**Exercise description:**
Write out every line of the data below as one numbered list, leaving out any blank lines.

**Extracted entries:**
start
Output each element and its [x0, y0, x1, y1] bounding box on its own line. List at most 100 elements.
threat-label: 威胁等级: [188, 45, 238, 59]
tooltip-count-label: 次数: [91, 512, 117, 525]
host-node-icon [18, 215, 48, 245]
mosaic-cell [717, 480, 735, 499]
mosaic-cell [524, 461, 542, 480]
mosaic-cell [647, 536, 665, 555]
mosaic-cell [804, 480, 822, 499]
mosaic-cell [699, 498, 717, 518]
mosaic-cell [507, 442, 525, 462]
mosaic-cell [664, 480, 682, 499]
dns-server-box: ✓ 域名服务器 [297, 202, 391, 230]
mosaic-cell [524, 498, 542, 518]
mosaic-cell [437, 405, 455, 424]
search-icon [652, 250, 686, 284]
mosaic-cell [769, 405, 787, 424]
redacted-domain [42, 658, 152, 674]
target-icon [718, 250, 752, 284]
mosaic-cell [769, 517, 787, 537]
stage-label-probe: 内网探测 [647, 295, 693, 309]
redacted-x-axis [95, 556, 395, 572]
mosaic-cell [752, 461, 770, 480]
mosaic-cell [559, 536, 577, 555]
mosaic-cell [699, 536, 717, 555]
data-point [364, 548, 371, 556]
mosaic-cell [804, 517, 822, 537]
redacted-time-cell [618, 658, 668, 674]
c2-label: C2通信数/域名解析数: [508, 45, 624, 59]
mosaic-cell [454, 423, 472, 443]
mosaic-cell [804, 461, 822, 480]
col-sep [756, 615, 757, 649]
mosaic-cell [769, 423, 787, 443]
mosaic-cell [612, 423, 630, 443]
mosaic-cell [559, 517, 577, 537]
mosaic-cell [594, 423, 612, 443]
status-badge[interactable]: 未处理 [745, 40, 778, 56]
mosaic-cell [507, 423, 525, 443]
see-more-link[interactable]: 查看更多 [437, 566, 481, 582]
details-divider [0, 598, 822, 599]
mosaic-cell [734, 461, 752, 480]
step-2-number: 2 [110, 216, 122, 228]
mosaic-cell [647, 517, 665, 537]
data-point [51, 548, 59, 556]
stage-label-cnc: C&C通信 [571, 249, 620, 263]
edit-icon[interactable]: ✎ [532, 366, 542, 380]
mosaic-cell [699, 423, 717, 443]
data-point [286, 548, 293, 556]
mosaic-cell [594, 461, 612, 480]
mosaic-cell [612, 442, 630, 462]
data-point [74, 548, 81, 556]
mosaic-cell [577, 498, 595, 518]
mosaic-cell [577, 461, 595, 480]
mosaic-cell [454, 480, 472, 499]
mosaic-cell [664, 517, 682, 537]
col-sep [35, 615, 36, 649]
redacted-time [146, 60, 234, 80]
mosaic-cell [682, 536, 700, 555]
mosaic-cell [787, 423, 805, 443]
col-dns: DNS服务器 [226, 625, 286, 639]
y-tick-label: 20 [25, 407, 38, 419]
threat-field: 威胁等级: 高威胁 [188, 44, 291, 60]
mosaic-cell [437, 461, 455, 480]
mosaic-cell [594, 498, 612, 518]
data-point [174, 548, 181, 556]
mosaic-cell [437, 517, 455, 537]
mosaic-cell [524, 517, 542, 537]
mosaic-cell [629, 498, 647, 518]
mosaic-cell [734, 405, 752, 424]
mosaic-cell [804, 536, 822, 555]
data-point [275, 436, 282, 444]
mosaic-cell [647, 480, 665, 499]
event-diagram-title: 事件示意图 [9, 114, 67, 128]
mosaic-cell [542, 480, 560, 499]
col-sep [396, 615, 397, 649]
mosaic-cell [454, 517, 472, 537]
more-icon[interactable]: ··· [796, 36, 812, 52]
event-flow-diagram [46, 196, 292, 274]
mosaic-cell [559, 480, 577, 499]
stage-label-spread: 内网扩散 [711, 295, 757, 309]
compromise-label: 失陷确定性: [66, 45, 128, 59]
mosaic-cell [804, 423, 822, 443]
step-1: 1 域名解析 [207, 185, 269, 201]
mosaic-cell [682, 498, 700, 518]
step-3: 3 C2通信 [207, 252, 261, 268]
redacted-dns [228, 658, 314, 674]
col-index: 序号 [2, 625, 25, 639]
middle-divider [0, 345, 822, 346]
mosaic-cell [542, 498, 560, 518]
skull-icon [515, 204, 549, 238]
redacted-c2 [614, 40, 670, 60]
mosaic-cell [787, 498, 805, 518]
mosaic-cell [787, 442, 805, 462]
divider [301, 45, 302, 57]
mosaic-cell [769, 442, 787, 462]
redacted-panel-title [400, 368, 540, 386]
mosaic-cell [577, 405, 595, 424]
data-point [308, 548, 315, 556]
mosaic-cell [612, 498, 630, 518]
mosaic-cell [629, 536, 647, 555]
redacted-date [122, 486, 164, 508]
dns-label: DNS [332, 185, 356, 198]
end
**Result for this task:**
1. Output each element and its [x0, y0, x1, y1] bounding box on its own line. List at most 100 elements.
2. threat-label: 威胁等级: [188, 45, 238, 59]
3. tooltip-count-label: 次数: [91, 512, 117, 525]
4. host-node-icon [18, 215, 48, 245]
5. mosaic-cell [717, 480, 735, 499]
6. mosaic-cell [524, 461, 542, 480]
7. mosaic-cell [647, 536, 665, 555]
8. mosaic-cell [804, 480, 822, 499]
9. mosaic-cell [699, 498, 717, 518]
10. mosaic-cell [507, 442, 525, 462]
11. mosaic-cell [664, 480, 682, 499]
12. dns-server-box: ✓ 域名服务器 [297, 202, 391, 230]
13. mosaic-cell [524, 498, 542, 518]
14. mosaic-cell [437, 405, 455, 424]
15. search-icon [652, 250, 686, 284]
16. mosaic-cell [769, 405, 787, 424]
17. redacted-domain [42, 658, 152, 674]
18. target-icon [718, 250, 752, 284]
19. mosaic-cell [769, 517, 787, 537]
20. stage-label-probe: 内网探测 [647, 295, 693, 309]
21. redacted-x-axis [95, 556, 395, 572]
22. mosaic-cell [752, 461, 770, 480]
23. mosaic-cell [559, 536, 577, 555]
24. mosaic-cell [699, 536, 717, 555]
25. data-point [364, 548, 371, 556]
26. mosaic-cell [804, 517, 822, 537]
27. redacted-time-cell [618, 658, 668, 674]
28. c2-label: C2通信数/域名解析数: [508, 45, 624, 59]
29. mosaic-cell [454, 423, 472, 443]
30. mosaic-cell [804, 461, 822, 480]
31. col-sep [756, 615, 757, 649]
32. mosaic-cell [769, 423, 787, 443]
33. mosaic-cell [612, 423, 630, 443]
34. mosaic-cell [559, 517, 577, 537]
35. mosaic-cell [594, 423, 612, 443]
36. status-badge[interactable]: 未处理 [745, 40, 778, 56]
37. mosaic-cell [507, 423, 525, 443]
38. see-more-link[interactable]: 查看更多 [437, 566, 481, 582]
39. details-divider [0, 598, 822, 599]
40. mosaic-cell [734, 461, 752, 480]
41. step-2-number: 2 [110, 216, 122, 228]
42. mosaic-cell [647, 517, 665, 537]
43. data-point [51, 548, 59, 556]
44. stage-label-cnc: C&C通信 [571, 249, 620, 263]
45. edit-icon[interactable]: ✎ [532, 366, 542, 380]
46. mosaic-cell [699, 423, 717, 443]
47. data-point [286, 548, 293, 556]
48. mosaic-cell [594, 461, 612, 480]
49. mosaic-cell [612, 442, 630, 462]
50. data-point [74, 548, 81, 556]
51. mosaic-cell [577, 498, 595, 518]
52. mosaic-cell [577, 461, 595, 480]
53. mosaic-cell [454, 480, 472, 499]
54. mosaic-cell [664, 517, 682, 537]
55. col-sep [35, 615, 36, 649]
56. redacted-time [146, 60, 234, 80]
57. mosaic-cell [682, 536, 700, 555]
58. mosaic-cell [787, 423, 805, 443]
59. col-dns: DNS服务器 [226, 625, 286, 639]
60. y-tick-label: 20 [25, 407, 38, 419]
61. threat-field: 威胁等级: 高威胁 [188, 44, 291, 60]
62. mosaic-cell [437, 461, 455, 480]
63. mosaic-cell [594, 498, 612, 518]
64. data-point [174, 548, 181, 556]
65. mosaic-cell [437, 517, 455, 537]
66. mosaic-cell [524, 517, 542, 537]
67. mosaic-cell [629, 498, 647, 518]
68. mosaic-cell [734, 405, 752, 424]
69. mosaic-cell [804, 536, 822, 555]
70. data-point [275, 436, 282, 444]
71. mosaic-cell [647, 480, 665, 499]
72. event-diagram-title: 事件示意图 [9, 114, 67, 128]
73. mosaic-cell [542, 480, 560, 499]
74. col-sep [396, 615, 397, 649]
75. mosaic-cell [454, 517, 472, 537]
76. more-icon[interactable]: ··· [796, 36, 812, 52]
77. event-flow-diagram [46, 196, 292, 274]
78. mosaic-cell [559, 480, 577, 499]
79. stage-label-spread: 内网扩散 [711, 295, 757, 309]
80. compromise-label: 失陷确定性: [66, 45, 128, 59]
81. mosaic-cell [804, 423, 822, 443]
82. step-1: 1 域名解析 [207, 185, 269, 201]
83. mosaic-cell [682, 498, 700, 518]
84. step-3: 3 C2通信 [207, 252, 261, 268]
85. redacted-dns [228, 658, 314, 674]
86. col-index: 序号 [2, 625, 25, 639]
87. middle-divider [0, 345, 822, 346]
88. mosaic-cell [542, 498, 560, 518]
89. skull-icon [515, 204, 549, 238]
90. redacted-c2 [614, 40, 670, 60]
91. mosaic-cell [787, 498, 805, 518]
92. mosaic-cell [787, 442, 805, 462]
93. divider [301, 45, 302, 57]
94. mosaic-cell [769, 442, 787, 462]
95. redacted-panel-title [400, 368, 540, 386]
96. mosaic-cell [577, 405, 595, 424]
97. data-point [308, 548, 315, 556]
98. mosaic-cell [612, 498, 630, 518]
99. mosaic-cell [629, 536, 647, 555]
100. redacted-date [122, 486, 164, 508]
101. dns-label: DNS [332, 185, 356, 198]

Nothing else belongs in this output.